→ **ENTRIES SHOWN**:

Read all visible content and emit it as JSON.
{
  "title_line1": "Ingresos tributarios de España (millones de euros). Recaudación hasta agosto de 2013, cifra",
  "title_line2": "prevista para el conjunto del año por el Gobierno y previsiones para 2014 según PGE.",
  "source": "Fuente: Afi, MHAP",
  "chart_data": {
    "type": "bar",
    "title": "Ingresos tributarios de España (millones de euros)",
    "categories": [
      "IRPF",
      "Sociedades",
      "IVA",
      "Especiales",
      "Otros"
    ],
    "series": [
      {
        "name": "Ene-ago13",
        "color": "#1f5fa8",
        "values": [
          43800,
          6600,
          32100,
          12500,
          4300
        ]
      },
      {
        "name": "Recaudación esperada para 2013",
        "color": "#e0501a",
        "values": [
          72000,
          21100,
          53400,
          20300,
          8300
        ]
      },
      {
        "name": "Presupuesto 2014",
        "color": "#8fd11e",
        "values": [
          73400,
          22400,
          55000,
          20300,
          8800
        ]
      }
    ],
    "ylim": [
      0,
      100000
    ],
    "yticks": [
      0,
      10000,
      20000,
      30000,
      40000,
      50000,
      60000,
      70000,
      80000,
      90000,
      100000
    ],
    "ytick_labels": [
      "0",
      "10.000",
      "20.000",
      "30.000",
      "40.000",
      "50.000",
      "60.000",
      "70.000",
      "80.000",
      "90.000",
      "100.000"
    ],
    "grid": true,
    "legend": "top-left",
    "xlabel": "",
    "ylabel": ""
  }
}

→ **BRIEF**: Each line of the material must be restated exactly.

→ **TASK OUTPUT**:
Read all visible content and emit it as JSON.
{
  "title_line1": "Ingresos tributarios de España (millones de euros). Recaudación hasta agosto de 2013, cifra",
  "title_line2": "prevista para el conjunto del año por el Gobierno y previsiones para 2014 según PGE.",
  "source": "Fuente: Afi, MHAP",
  "chart_data": {
    "type": "bar",
    "title": "Ingresos tributarios de España (millones de euros)",
    "categories": [
      "IRPF",
      "Sociedades",
      "IVA",
      "Especiales",
      "Otros"
    ],
    "series": [
      {
        "name": "Ene-ago13",
        "color": "#1f5fa8",
        "values": [
          43800,
          6600,
          32100,
          12500,
          4300
        ]
      },
      {
        "name": "Recaudación esperada para 2013",
        "color": "#e0501a",
        "values": [
          72000,
          21100,
          53400,
          20300,
          8300
        ]
      },
      {
        "name": "Presupuesto 2014",
        "color": "#8fd11e",
        "values": [
          73400,
          22400,
          55000,
          20300,
          8800
        ]
      }
    ],
    "ylim": [
      0,
      100000
    ],
    "yticks": [
      0,
      10000,
      20000,
      30000,
      40000,
      50000,
      60000,
      70000,
      80000,
      90000,
      100000
    ],
    "ytick_labels": [
      "0",
      "10.000",
      "20.000",
      "30.000",
      "40.000",
      "50.000",
      "60.000",
      "70.000",
      "80.000",
      "90.000",
      "100.000"
    ],
    "grid": true,
    "legend": "top-left",
    "xlabel": "",
    "ylabel": ""
  }
}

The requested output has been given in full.